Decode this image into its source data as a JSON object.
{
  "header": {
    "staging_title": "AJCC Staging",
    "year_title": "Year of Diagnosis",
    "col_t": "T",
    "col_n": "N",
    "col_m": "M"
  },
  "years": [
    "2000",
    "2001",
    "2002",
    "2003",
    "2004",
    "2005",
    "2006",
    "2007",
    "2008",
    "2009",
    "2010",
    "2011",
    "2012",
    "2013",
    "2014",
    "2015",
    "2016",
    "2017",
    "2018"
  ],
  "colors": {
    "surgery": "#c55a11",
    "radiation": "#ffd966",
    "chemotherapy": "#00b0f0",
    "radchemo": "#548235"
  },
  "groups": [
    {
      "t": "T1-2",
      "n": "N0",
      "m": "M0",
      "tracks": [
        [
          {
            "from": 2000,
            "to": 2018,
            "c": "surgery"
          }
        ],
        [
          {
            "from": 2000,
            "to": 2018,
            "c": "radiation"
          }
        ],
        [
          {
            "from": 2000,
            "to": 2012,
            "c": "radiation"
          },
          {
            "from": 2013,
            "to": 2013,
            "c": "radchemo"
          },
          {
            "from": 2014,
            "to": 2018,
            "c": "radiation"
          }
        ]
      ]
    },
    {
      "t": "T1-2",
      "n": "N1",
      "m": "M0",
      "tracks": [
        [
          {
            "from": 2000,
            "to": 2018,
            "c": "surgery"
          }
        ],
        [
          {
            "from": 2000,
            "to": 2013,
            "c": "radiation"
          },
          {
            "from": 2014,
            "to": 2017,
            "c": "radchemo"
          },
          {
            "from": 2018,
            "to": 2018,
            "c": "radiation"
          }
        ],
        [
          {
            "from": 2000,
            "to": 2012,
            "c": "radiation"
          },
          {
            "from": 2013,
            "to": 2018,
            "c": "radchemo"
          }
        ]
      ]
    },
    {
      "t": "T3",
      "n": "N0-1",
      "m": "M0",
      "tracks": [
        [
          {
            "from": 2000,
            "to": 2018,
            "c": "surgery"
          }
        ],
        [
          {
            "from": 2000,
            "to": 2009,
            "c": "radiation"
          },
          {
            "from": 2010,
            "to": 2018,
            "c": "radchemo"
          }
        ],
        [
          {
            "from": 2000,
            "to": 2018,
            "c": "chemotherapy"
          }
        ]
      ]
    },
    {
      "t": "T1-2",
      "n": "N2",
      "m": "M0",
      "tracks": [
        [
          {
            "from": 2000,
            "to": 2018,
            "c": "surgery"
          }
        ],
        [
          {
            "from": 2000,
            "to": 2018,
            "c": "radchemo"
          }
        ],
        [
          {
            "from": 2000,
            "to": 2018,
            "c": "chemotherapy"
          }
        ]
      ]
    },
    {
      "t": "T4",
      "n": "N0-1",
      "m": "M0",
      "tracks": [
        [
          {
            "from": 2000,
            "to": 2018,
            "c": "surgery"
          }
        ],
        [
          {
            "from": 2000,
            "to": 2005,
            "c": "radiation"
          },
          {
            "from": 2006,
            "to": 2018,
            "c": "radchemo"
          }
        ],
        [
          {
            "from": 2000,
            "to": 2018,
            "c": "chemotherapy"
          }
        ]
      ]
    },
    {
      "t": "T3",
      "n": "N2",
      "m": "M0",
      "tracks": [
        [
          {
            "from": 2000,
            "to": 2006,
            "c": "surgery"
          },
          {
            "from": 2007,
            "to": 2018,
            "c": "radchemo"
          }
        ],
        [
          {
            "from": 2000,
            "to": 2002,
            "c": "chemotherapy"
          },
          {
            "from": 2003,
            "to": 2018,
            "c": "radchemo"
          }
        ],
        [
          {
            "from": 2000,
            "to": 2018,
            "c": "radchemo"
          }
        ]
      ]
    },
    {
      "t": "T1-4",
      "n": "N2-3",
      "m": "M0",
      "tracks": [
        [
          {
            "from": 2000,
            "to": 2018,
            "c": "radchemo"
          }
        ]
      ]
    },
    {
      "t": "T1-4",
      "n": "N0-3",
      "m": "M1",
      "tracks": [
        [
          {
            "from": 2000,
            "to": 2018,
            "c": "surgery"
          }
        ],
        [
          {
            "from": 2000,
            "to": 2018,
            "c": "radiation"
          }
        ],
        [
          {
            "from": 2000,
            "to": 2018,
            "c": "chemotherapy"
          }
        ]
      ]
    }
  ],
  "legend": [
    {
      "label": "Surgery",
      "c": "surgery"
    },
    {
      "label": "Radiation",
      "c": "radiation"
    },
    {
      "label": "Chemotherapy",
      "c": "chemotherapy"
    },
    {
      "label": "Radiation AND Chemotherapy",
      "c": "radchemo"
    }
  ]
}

◆ **Aim of the exercise**
Say how many lines in the listing above include "label". Give nothing but the number.

◆ **Task result**
4